Set exercise 1
Answer these from the labor board decision below, one answer a line:
(a) On what date did the Union file its complaint?
(b) Who represented the City of Caribou?
(c) In what year was the NEPBA certified as the bargaining agent?

# START OF Selected extract

MAINE LABOR RELATIONS BOARD
Case No. 16-22
Issued: November 22, 2017

NEW ENGLAND POLICE BENEVOLENT
ASSOCIATION, LOCAL 605,
Complainant,

v.

CITY OF CARIBOU,
Respondent.

DECISION AND ORDER

 

 On May 19, 2016, the New England Police Benevolent Assoc-
iation ("Union" or "NEPBA") filed this prohibited practice 
complaint against the City of Caribou, alleging that the City 
violated 26 M.R.S. §964(1)(E) of the Municipal Public Employee 
Labor Relations Law ("Act").  Specifically, the Complaint 
alleges that the City failed to bargain in good faith by 
inserting into the tentative agreement, without notice to the 
Union, language that precluded the payment of the wage increase 
retroactive to the effective date of the agreement. 
      
     The Board held an evidentiary hearing on September 27, 
2017.  Peter J. Perroni, Esq., represented the New England 
Police Benevolent Association, and Ann M. Freeman, Esq., 
represented the City of Caribou.  Both parties were able to 
examine and cross-examine witnesses, offer documentary evidence, 
and were given the opportunity to provide written and oral 
argument.  Chair Katharine I. Rand, Esq., presided at the 


[end of page 1]


hearing, with Employer Representative Robert W. Bower, Jr., 
Esq., and Employee Representative Ms. Amie M. Parker.  


                           JURISDICTION
 
     The New England Police Benevolent Association is a 
bargaining agent within the meaning of 26 M.R.S. §962(2), and 
the City of Caribou is the public employer within the meaning of 
26 M.R.S. §962(7).  The jurisdiction of the Board to hear this 
case and to render a decision and order lies in 26 M.R.S. 
§968(5). 
 

                        FINDINGS OF FACTS

1.  The New England Police Benevolent Association and the City of 
    Caribou have negotiated collective bargaining agreements     
    since the NEPBA was certified as the bargaining agent in 
    2011.

# END OF Selected extract
# START OF Dataset extract

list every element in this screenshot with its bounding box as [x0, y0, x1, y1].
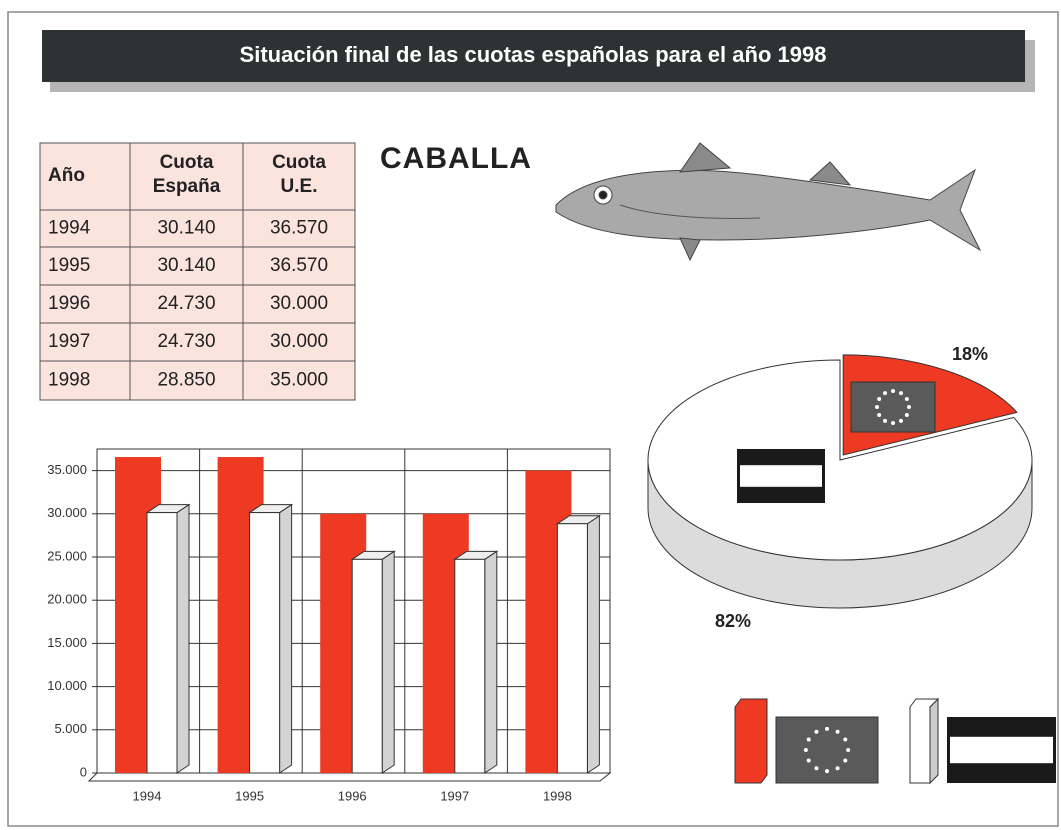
- bar-side: [177, 505, 189, 773]
- flag-star: [875, 405, 879, 409]
- flag-star: [836, 730, 840, 734]
- table-header: Cuota: [160, 152, 214, 173]
- flag-star: [891, 421, 895, 425]
- table-cell: 30.140: [157, 218, 215, 239]
- pie-label: 82%: [715, 611, 751, 631]
- table-cell: 36.570: [270, 218, 328, 239]
- table-cell: 24.730: [157, 293, 215, 314]
- species-label: CABALLA: [380, 142, 532, 175]
- table-cell: 28.850: [157, 370, 215, 391]
- y-tick-label: 25.000: [47, 548, 87, 563]
- flag-star: [814, 766, 818, 770]
- flag-star: [883, 419, 887, 423]
- flag-star: [899, 391, 903, 395]
- flag-star: [907, 405, 911, 409]
- table-cell: 30.140: [157, 255, 215, 276]
- bar: [352, 559, 382, 773]
- y-tick-label: 20.000: [47, 592, 87, 607]
- flag-star: [807, 759, 811, 763]
- bar: [455, 559, 485, 773]
- table-cell: 24.730: [157, 331, 215, 352]
- quota-table: Año Cuota España Cuota U.E. 1994 30.140 36.570 1…: [40, 143, 355, 400]
- bar-side: [587, 516, 599, 773]
- flag-star: [905, 397, 909, 401]
- y-tick-label: 10.000: [47, 678, 87, 693]
- title: Situación final de las cuotas españolas …: [240, 42, 827, 67]
- flag-star: [899, 419, 903, 423]
- floor: [89, 773, 610, 781]
- table-cell: 35.000: [270, 370, 328, 391]
- table-header: España: [153, 176, 221, 197]
- flag-star: [877, 397, 881, 401]
- legend-swatch: [735, 699, 767, 783]
- flag-star: [843, 759, 847, 763]
- table-header: Cuota: [272, 152, 326, 173]
- page: Situación final de las cuotas españolas …: [0, 0, 1061, 830]
- y-tick-label: 15.000: [47, 635, 87, 650]
- bar-side: [280, 505, 292, 773]
- flag-star: [825, 769, 829, 773]
- table-cell: 1997: [48, 331, 90, 352]
- table-cell: 1996: [48, 293, 90, 314]
- table-cell: 30.000: [270, 331, 328, 352]
- x-tick-label: 1997: [440, 788, 469, 803]
- y-tick-label: 35.000: [47, 462, 87, 477]
- flag-star: [883, 391, 887, 395]
- bar-chart: 0 5.000 10.000 15.000 20.000 25.000 30.000 35.0…: [47, 449, 610, 803]
- table-cell: 1995: [48, 255, 90, 276]
- table-header: Año: [48, 165, 85, 186]
- bar-side: [485, 551, 497, 773]
- table-cell: 36.570: [270, 255, 328, 276]
- flag-star: [807, 737, 811, 741]
- table-cell: 30.000: [270, 293, 328, 314]
- flag-star: [825, 727, 829, 731]
- flag-stripe: [740, 465, 822, 487]
- flag-star: [804, 748, 808, 752]
- flag-star: [843, 737, 847, 741]
- table-header: U.E.: [281, 176, 318, 197]
- table-cell: 1998: [48, 370, 90, 391]
- x-tick-label: 1994: [133, 788, 162, 803]
- table-cell: 1994: [48, 218, 91, 239]
- bar: [250, 513, 280, 773]
- flag-star: [814, 730, 818, 734]
- y-tick-label: 5.000: [54, 721, 87, 736]
- y-tick-label: 30.000: [47, 505, 87, 520]
- flag-star: [877, 413, 881, 417]
- flag-stripe: [950, 737, 1053, 763]
- bar: [147, 513, 177, 773]
- x-tick-label: 1996: [338, 788, 367, 803]
- x-tick-label: 1995: [235, 788, 264, 803]
- bar-side: [382, 551, 394, 773]
- x-tick-label: 1998: [543, 788, 572, 803]
- legend-swatch-side: [930, 699, 938, 783]
- pie-label: 18%: [952, 344, 988, 364]
- flag-star: [846, 748, 850, 752]
- flag-star: [891, 389, 895, 393]
- y-tick-label: 0: [80, 764, 87, 779]
- flag-star: [905, 413, 909, 417]
- flag-star: [836, 766, 840, 770]
- bar: [557, 524, 587, 773]
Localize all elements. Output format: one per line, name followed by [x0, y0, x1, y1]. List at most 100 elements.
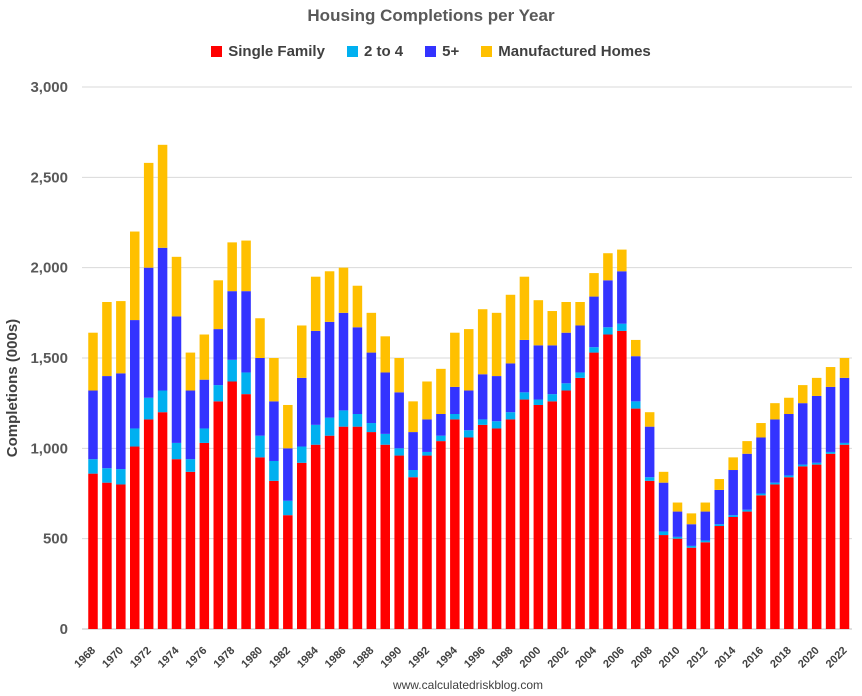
bar-manufactured-homes-1977	[213, 280, 223, 330]
bar-manufactured-homes-1980	[255, 318, 265, 358]
x-tick-label: 2020	[796, 645, 822, 671]
legend-item-single-family: Single Family	[211, 43, 325, 60]
bar-2-to-4-2017	[770, 482, 780, 485]
bar-manufactured-homes-1985	[324, 271, 335, 322]
bar-5--2001	[547, 345, 557, 395]
bar-single-family-1987	[352, 426, 363, 629]
bar-single-family-2000	[533, 404, 544, 629]
bar-2-to-4-2009	[658, 531, 669, 536]
bar-manufactured-homes-1991	[408, 401, 418, 433]
chart-title: Housing Completions per Year	[307, 6, 555, 25]
bar-2-to-4-1977	[213, 385, 223, 402]
y-tick-label: 2,000	[30, 260, 68, 277]
bar-5--1969	[102, 376, 112, 469]
bar-5--2002	[561, 332, 571, 384]
bar-2-to-4-1995	[464, 430, 474, 438]
bar-single-family-2009	[658, 535, 669, 629]
x-tick-label: 1994	[434, 644, 460, 670]
bar-2-to-4-1983	[297, 446, 307, 463]
bar-manufactured-homes-1975	[185, 352, 196, 391]
bar-5--1993	[436, 414, 446, 436]
x-tick-label: 2002	[545, 645, 571, 671]
bar-5--1974	[171, 316, 182, 443]
bar-5--1973	[157, 247, 168, 391]
bar-5--2018	[784, 414, 794, 476]
bar-single-family-2002	[561, 390, 571, 629]
bar-5--1988	[366, 352, 377, 424]
bar-2-to-4-2015	[742, 509, 752, 512]
bar-2-to-4-1990	[394, 448, 404, 456]
bar-manufactured-homes-1969	[102, 301, 112, 377]
bar-2-to-4-1998	[505, 412, 516, 420]
bar-single-family-2004	[589, 352, 599, 629]
bar-manufactured-homes-1982	[283, 404, 293, 449]
bar-5--1975	[185, 390, 196, 460]
bar-5--2019	[798, 403, 808, 465]
bar-manufactured-homes-1972	[143, 162, 154, 268]
bar-single-family-2017	[770, 484, 780, 629]
bar-2-to-4-1985	[324, 417, 335, 436]
bar-5--2020	[811, 395, 822, 463]
bar-5--2012	[700, 511, 711, 541]
bar-manufactured-homes-1998	[505, 294, 516, 364]
bar-2-to-4-1992	[422, 451, 432, 456]
bar-5--1985	[324, 321, 335, 418]
bar-2-to-4-2014	[728, 515, 738, 517]
x-tick-label: 2006	[601, 645, 627, 671]
bar-2-to-4-2010	[672, 536, 683, 539]
bar-single-family-1977	[213, 401, 223, 629]
bar-5--1972	[143, 267, 154, 398]
x-tick-label: 1998	[490, 645, 516, 671]
bar-manufactured-homes-2002	[561, 301, 571, 333]
legend-item-manufactured-homes: Manufactured Homes	[481, 43, 651, 60]
bar-manufactured-homes-1994	[450, 332, 460, 387]
bar-2-to-4-1973	[157, 390, 168, 413]
bar-manufactured-homes-1988	[366, 312, 377, 353]
bar-single-family-1985	[324, 435, 335, 629]
bar-2-to-4-2016	[756, 493, 766, 496]
bar-single-family-1990	[394, 455, 404, 629]
bar-single-family-1993	[436, 441, 446, 629]
bar-5--2016	[756, 437, 766, 494]
bar-5--2022	[839, 377, 850, 443]
bar-5--1995	[464, 390, 474, 431]
x-tick-label: 1978	[211, 645, 237, 671]
x-tick-label: 2000	[518, 645, 544, 671]
bar-manufactured-homes-2006	[617, 249, 627, 272]
bar-manufactured-homes-1999	[519, 276, 530, 340]
bar-2-to-4-1987	[352, 414, 363, 427]
bar-5--1968	[88, 390, 98, 460]
bar-manufactured-homes-1973	[157, 144, 168, 248]
y-axis-label: Completions (000s)	[4, 319, 21, 457]
bar-2-to-4-2002	[561, 383, 571, 391]
x-tick-label: 2018	[768, 645, 794, 671]
bar-2-to-4-2006	[617, 323, 627, 331]
bar-5--1987	[352, 327, 363, 415]
bar-manufactured-homes-2019	[798, 385, 808, 404]
bar-single-family-2011	[686, 547, 697, 629]
bar-5--1992	[422, 419, 432, 452]
bar-manufactured-homes-2001	[547, 311, 557, 346]
y-tick-label: 3,000	[30, 79, 68, 96]
bar-manufactured-homes-2020	[811, 377, 822, 396]
x-tick-label: 2012	[685, 645, 711, 671]
bar-single-family-2015	[742, 511, 752, 629]
bar-single-family-1992	[422, 455, 432, 629]
bar-2-to-4-1996	[477, 419, 488, 425]
bar-manufactured-homes-2022	[839, 358, 850, 378]
bar-single-family-1983	[297, 462, 307, 629]
bar-single-family-2012	[700, 542, 711, 629]
bar-2-to-4-2003	[575, 372, 585, 378]
bar-single-family-1988	[366, 432, 377, 629]
bar-2-to-4-2007	[631, 401, 641, 409]
bar-single-family-2007	[631, 408, 641, 629]
bar-5--2006	[617, 271, 627, 324]
bar-single-family-1981	[269, 480, 279, 629]
bar-2-to-4-2008	[644, 477, 655, 481]
bar-5--1998	[505, 363, 516, 413]
bar-manufactured-homes-2004	[589, 273, 599, 297]
legend-label-2-to-4: 2 to 4	[363, 43, 404, 60]
bar-manufactured-homes-1983	[297, 325, 307, 378]
bar-manufactured-homes-1971	[130, 231, 140, 321]
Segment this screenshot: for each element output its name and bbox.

# END OF Dataset extract

Set exercise 2
Please repeat the stretch of the records from the line that contains "280, 223, 330]" through the line that contains "531, 669, 536]", both included, with no other lines.

Exercise solution 1
(a) May 19, 2016
(b) Ann M. Freeman, Esq.
(c) 2011

Exercise solution 2
bar-manufactured-homes-1977	[213, 280, 223, 330]
bar-manufactured-homes-1980	[255, 318, 265, 358]
x-tick-label: 2020	[796, 645, 822, 671]
legend-item-single-family: Single Family	[211, 43, 325, 60]
bar-2-to-4-2017	[770, 482, 780, 485]
bar-manufactured-homes-1985	[324, 271, 335, 322]
bar-5--2001	[547, 345, 557, 395]
bar-single-family-1987	[352, 426, 363, 629]
bar-single-family-2000	[533, 404, 544, 629]
bar-2-to-4-2009	[658, 531, 669, 536]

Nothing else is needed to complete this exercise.